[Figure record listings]
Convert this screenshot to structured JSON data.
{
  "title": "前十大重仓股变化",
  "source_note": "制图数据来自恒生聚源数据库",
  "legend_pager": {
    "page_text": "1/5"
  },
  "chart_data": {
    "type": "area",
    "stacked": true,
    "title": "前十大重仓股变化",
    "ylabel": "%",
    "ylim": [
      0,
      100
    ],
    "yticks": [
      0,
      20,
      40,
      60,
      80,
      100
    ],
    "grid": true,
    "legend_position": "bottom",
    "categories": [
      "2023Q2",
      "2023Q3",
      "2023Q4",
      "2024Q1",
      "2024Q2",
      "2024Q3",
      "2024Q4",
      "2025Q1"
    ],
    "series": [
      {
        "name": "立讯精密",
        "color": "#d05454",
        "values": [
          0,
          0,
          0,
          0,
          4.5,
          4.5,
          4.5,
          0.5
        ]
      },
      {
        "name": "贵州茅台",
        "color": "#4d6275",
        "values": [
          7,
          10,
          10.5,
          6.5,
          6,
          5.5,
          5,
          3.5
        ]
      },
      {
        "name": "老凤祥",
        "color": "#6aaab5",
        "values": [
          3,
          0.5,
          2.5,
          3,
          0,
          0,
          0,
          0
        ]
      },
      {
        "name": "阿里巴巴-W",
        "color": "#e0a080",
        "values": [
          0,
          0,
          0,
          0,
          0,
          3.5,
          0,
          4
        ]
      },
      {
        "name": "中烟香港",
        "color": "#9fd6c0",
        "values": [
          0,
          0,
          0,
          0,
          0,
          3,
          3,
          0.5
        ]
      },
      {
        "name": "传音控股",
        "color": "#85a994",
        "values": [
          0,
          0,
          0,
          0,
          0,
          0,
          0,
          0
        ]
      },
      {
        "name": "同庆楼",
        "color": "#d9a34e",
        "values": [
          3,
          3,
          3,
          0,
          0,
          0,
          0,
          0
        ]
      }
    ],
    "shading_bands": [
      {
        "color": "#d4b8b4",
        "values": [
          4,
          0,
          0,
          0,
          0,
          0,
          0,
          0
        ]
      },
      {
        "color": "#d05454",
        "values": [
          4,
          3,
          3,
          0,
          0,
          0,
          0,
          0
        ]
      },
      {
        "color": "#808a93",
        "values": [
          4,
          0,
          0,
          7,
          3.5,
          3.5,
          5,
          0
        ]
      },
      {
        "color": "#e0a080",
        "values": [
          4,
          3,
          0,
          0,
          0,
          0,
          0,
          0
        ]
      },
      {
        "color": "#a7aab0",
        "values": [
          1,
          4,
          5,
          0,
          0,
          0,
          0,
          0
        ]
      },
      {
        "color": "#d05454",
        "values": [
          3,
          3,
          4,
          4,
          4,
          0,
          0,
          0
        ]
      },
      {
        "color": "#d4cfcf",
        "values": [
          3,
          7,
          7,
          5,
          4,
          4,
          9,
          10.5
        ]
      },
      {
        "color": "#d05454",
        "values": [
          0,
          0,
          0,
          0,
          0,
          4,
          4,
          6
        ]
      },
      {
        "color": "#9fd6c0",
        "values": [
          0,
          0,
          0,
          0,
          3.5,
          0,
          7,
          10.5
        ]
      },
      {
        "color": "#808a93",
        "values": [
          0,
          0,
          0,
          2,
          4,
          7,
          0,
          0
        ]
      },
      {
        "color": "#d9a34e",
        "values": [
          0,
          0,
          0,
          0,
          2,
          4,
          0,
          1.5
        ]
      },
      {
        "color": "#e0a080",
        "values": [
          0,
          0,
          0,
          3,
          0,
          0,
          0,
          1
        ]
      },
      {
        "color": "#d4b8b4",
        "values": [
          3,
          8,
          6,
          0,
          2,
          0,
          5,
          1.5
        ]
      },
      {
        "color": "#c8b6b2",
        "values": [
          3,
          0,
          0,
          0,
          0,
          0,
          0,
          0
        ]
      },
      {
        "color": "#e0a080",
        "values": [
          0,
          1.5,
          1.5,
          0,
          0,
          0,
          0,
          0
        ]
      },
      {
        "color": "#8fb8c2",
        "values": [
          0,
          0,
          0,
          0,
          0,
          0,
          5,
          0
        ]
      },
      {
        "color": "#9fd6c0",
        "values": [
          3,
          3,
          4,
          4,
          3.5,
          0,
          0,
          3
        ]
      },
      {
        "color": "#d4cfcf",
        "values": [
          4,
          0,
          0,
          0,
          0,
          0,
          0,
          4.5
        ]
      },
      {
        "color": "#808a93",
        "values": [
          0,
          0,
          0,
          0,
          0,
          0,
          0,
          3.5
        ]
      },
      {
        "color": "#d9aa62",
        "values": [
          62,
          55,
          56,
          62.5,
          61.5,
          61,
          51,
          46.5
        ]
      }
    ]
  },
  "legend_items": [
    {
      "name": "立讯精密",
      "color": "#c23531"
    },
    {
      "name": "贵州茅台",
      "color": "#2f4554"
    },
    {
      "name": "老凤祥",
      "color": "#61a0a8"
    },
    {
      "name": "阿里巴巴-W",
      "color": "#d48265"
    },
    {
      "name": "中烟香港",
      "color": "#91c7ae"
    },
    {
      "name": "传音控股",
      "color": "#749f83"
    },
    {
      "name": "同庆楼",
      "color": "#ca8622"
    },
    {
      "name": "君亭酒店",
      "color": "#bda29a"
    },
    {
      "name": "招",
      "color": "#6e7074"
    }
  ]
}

WORK INSTRUCTIONS:
Output each record exactly, leaving nothing out.

RESPONSE TO THE TASK:
Convert this screenshot to structured JSON data.
{
  "title": "前十大重仓股变化",
  "source_note": "制图数据来自恒生聚源数据库",
  "legend_pager": {
    "page_text": "1/5"
  },
  "chart_data": {
    "type": "area",
    "stacked": true,
    "title": "前十大重仓股变化",
    "ylabel": "%",
    "ylim": [
      0,
      100
    ],
    "yticks": [
      0,
      20,
      40,
      60,
      80,
      100
    ],
    "grid": true,
    "legend_position": "bottom",
    "categories": [
      "2023Q2",
      "2023Q3",
      "2023Q4",
      "2024Q1",
      "2024Q2",
      "2024Q3",
      "2024Q4",
      "2025Q1"
    ],
    "series": [
      {
        "name": "立讯精密",
        "color": "#d05454",
        "values": [
          0,
          0,
          0,
          0,
          4.5,
          4.5,
          4.5,
          0.5
        ]
      },
      {
        "name": "贵州茅台",
        "color": "#4d6275",
        "values": [
          7,
          10,
          10.5,
          6.5,
          6,
          5.5,
          5,
          3.5
        ]
      },
      {
        "name": "老凤祥",
        "color": "#6aaab5",
        "values": [
          3,
          0.5,
          2.5,
          3,
          0,
          0,
          0,
          0
        ]
      },
      {
        "name": "阿里巴巴-W",
        "color": "#e0a080",
        "values": [
          0,
          0,
          0,
          0,
          0,
          3.5,
          0,
          4
        ]
      },
      {
        "name": "中烟香港",
        "color": "#9fd6c0",
        "values": [
          0,
          0,
          0,
          0,
          0,
          3,
          3,
          0.5
        ]
      },
      {
        "name": "传音控股",
        "color": "#85a994",
        "values": [
          0,
          0,
          0,
          0,
          0,
          0,
          0,
          0
        ]
      },
      {
        "name": "同庆楼",
        "color": "#d9a34e",
        "values": [
          3,
          3,
          3,
          0,
          0,
          0,
          0,
          0
        ]
      }
    ],
    "shading_bands": [
      {
        "color": "#d4b8b4",
        "values": [
          4,
          0,
          0,
          0,
          0,
          0,
          0,
          0
        ]
      },
      {
        "color": "#d05454",
        "values": [
          4,
          3,
          3,
          0,
          0,
          0,
          0,
          0
        ]
      },
      {
        "color": "#808a93",
        "values": [
          4,
          0,
          0,
          7,
          3.5,
          3.5,
          5,
          0
        ]
      },
      {
        "color": "#e0a080",
        "values": [
          4,
          3,
          0,
          0,
          0,
          0,
          0,
          0
        ]
      },
      {
        "color": "#a7aab0",
        "values": [
          1,
          4,
          5,
          0,
          0,
          0,
          0,
          0
        ]
      },
      {
        "color": "#d05454",
        "values": [
          3,
          3,
          4,
          4,
          4,
          0,
          0,
          0
        ]
      },
      {
        "color": "#d4cfcf",
        "values": [
          3,
          7,
          7,
          5,
          4,
          4,
          9,
          10.5
        ]
      },
      {
        "color": "#d05454",
        "values": [
          0,
          0,
          0,
          0,
          0,
          4,
          4,
          6
        ]
      },
      {
        "color": "#9fd6c0",
        "values": [
          0,
          0,
          0,
          0,
          3.5,
          0,
          7,
          10.5
        ]
      },
      {
        "color": "#808a93",
        "values": [
          0,
          0,
          0,
          2,
          4,
          7,
          0,
          0
        ]
      },
      {
        "color": "#d9a34e",
        "values": [
          0,
          0,
          0,
          0,
          2,
          4,
          0,
          1.5
        ]
      },
      {
        "color": "#e0a080",
        "values": [
          0,
          0,
          0,
          3,
          0,
          0,
          0,
          1
        ]
      },
      {
        "color": "#d4b8b4",
        "values": [
          3,
          8,
          6,
          0,
          2,
          0,
          5,
          1.5
        ]
      },
      {
        "color": "#c8b6b2",
        "values": [
          3,
          0,
          0,
          0,
          0,
          0,
          0,
          0
        ]
      },
      {
        "color": "#e0a080",
        "values": [
          0,
          1.5,
          1.5,
          0,
          0,
          0,
          0,
          0
        ]
      },
      {
        "color": "#8fb8c2",
        "values": [
          0,
          0,
          0,
          0,
          0,
          0,
          5,
          0
        ]
      },
      {
        "color": "#9fd6c0",
        "values": [
          3,
          3,
          4,
          4,
          3.5,
          0,
          0,
          3
        ]
      },
      {
        "color": "#d4cfcf",
        "values": [
          4,
          0,
          0,
          0,
          0,
          0,
          0,
          4.5
        ]
      },
      {
        "color": "#808a93",
        "values": [
          0,
          0,
          0,
          0,
          0,
          0,
          0,
          3.5
        ]
      },
      {
        "color": "#d9aa62",
        "values": [
          62,
          55,
          56,
          62.5,
          61.5,
          61,
          51,
          46.5
        ]
      }
    ]
  },
  "legend_items": [
    {
      "name": "立讯精密",
      "color": "#c23531"
    },
    {
      "name": "贵州茅台",
      "color": "#2f4554"
    },
    {
      "name": "老凤祥",
      "color": "#61a0a8"
    },
    {
      "name": "阿里巴巴-W",
      "color": "#d48265"
    },
    {
      "name": "中烟香港",
      "color": "#91c7ae"
    },
    {
      "name": "传音控股",
      "color": "#749f83"
    },
    {
      "name": "同庆楼",
      "color": "#ca8622"
    },
    {
      "name": "君亭酒店",
      "color": "#bda29a"
    },
    {
      "name": "招",
      "color": "#6e7074"
    }
  ]
}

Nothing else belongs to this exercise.